Exercise details =>
Return each line containing the string "title".

»»

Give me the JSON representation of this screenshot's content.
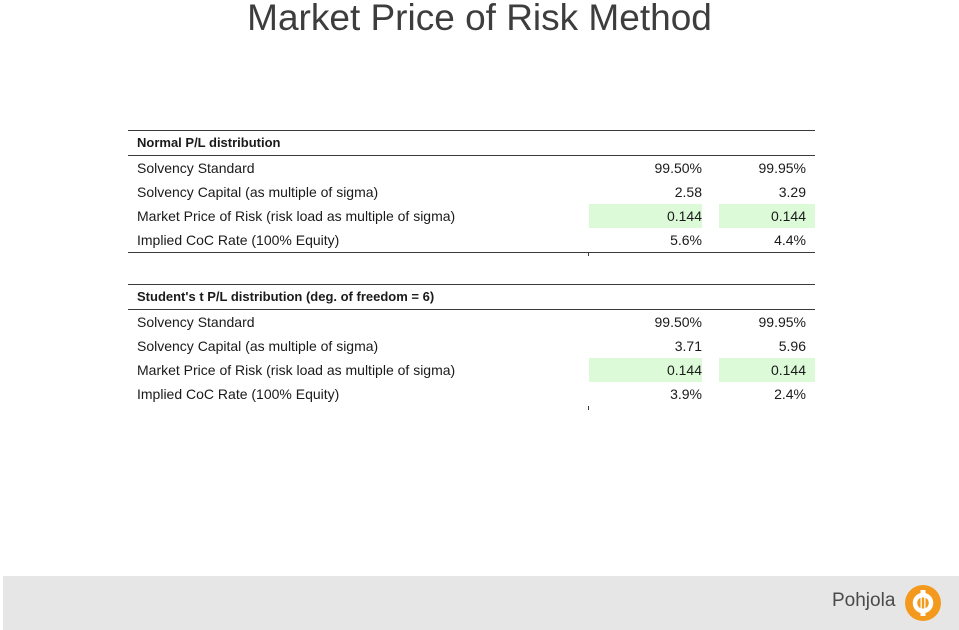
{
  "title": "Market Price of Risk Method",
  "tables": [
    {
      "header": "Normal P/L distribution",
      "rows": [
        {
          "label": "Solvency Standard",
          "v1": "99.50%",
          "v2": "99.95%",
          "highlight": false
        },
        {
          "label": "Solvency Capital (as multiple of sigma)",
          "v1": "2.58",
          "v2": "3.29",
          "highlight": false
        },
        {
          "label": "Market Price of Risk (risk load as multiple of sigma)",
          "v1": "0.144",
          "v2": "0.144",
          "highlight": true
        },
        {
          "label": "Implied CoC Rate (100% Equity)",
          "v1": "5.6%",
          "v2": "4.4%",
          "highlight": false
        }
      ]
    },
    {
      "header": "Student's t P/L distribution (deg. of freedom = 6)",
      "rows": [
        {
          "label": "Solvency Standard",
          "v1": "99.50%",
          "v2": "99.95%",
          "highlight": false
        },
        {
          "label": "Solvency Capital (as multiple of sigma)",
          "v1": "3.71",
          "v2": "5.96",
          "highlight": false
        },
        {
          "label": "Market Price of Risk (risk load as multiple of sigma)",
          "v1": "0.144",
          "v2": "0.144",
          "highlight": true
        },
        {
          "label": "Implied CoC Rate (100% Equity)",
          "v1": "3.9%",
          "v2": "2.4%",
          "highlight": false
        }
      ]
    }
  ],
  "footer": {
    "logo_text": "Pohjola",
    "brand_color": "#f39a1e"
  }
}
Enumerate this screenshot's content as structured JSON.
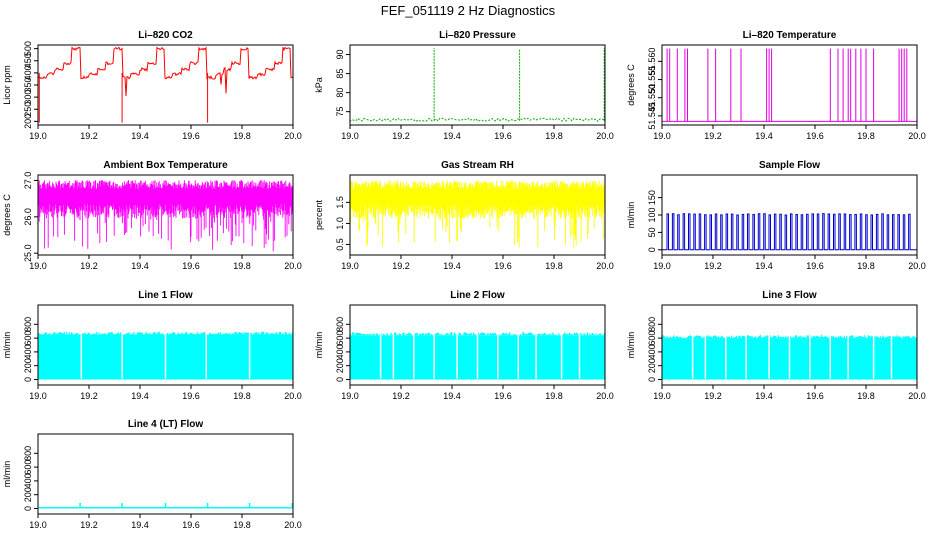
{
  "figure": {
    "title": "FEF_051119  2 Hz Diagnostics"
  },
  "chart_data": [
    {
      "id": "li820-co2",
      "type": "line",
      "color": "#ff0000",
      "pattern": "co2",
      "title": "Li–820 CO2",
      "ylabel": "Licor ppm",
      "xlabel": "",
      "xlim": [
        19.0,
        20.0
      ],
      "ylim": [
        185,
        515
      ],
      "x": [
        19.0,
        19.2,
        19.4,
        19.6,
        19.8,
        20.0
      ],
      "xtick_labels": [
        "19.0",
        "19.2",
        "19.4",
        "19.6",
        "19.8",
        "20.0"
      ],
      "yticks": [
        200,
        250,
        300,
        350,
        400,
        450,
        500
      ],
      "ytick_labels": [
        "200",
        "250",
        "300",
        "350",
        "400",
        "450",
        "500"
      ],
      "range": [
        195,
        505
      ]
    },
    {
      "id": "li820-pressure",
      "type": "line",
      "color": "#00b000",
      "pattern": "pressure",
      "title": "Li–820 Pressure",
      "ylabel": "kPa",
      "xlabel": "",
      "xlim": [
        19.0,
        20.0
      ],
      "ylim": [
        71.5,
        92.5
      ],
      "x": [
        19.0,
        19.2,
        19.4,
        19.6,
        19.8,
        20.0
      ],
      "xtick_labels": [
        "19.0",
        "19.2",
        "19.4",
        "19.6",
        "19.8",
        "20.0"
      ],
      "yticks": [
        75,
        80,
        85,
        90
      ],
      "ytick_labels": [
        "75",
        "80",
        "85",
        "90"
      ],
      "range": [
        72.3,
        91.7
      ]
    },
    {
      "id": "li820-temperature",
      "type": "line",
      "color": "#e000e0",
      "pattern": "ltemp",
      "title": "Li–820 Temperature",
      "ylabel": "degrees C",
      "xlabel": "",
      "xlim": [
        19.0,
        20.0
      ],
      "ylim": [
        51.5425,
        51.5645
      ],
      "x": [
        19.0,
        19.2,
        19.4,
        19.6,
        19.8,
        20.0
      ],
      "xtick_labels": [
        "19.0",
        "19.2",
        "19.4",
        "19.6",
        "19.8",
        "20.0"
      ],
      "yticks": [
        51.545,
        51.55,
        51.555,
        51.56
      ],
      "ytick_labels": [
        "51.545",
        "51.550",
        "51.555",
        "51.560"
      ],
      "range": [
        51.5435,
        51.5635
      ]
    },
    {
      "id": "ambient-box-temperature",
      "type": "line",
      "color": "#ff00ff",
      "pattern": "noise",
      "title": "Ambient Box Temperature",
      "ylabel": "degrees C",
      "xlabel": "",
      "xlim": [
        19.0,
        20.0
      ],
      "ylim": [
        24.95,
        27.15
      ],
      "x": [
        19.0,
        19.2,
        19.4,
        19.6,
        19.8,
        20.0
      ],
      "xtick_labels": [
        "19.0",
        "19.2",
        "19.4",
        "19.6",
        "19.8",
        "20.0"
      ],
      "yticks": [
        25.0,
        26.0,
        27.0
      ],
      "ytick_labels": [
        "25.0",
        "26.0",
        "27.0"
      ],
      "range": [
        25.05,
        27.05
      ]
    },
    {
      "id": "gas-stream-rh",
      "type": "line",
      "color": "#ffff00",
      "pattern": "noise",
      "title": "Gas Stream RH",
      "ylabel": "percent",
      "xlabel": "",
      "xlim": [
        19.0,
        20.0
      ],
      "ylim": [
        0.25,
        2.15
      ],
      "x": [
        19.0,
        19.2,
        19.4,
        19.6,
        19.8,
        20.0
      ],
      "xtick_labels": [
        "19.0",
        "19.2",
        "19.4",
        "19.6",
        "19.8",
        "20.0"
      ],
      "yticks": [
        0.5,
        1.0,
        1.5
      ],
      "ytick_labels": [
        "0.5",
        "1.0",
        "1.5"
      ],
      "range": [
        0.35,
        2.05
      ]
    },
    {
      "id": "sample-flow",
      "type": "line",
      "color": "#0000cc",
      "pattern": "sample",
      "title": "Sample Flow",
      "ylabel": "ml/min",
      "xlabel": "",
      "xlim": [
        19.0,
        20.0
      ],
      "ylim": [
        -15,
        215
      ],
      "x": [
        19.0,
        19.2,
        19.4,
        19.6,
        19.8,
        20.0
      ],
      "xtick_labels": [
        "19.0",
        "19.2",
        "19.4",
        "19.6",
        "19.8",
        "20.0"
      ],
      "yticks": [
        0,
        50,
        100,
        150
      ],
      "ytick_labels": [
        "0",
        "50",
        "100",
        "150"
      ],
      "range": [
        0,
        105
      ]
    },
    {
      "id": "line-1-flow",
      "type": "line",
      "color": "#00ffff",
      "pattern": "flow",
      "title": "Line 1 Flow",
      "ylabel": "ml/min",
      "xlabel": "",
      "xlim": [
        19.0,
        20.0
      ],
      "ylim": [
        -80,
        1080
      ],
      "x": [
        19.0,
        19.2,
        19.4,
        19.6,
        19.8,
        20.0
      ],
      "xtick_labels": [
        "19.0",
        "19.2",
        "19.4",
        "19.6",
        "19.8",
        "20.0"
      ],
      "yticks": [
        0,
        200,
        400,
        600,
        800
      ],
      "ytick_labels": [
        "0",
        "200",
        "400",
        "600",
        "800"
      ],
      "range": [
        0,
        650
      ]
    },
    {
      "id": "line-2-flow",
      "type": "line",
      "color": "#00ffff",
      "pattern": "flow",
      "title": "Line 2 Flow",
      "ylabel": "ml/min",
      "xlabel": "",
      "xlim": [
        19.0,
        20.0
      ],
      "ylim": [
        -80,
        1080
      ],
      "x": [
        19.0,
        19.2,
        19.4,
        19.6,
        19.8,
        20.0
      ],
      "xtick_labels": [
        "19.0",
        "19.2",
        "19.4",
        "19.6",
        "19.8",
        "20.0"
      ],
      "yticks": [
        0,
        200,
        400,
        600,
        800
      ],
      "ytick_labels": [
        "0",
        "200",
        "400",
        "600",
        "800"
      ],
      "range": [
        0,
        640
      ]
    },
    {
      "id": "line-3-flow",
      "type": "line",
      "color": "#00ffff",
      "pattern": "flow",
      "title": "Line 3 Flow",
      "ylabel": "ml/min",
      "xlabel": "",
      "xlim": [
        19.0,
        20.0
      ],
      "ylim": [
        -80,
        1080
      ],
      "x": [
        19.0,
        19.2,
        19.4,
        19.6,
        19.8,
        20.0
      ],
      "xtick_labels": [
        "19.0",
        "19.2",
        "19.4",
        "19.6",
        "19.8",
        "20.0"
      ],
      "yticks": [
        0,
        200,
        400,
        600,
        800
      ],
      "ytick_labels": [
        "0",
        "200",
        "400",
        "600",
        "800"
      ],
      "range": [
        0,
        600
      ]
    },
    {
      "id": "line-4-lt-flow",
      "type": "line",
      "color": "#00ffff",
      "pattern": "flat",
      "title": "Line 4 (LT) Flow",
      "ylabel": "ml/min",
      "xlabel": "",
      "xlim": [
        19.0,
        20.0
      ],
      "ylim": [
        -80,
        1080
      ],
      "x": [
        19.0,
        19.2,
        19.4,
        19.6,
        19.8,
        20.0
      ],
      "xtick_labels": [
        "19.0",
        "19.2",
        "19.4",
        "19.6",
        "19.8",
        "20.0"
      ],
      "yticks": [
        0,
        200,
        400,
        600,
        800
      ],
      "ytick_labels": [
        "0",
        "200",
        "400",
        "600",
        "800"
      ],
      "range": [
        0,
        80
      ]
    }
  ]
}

««

Correct response =>
  "title": "Market Price of Risk Method",
    "title": "FEF_051119  2 Hz Diagnostics"
      "title": "Li–820 CO2",
      "title": "Li–820 Pressure",
      "title": "Li–820 Temperature",
      "title": "Ambient Box Temperature",
      "title": "Gas Stream RH",
      "title": "Sample Flow",
      "title": "Line 1 Flow",
      "title": "Line 2 Flow",
      "title": "Line 3 Flow",
      "title": "Line 4 (LT) Flow",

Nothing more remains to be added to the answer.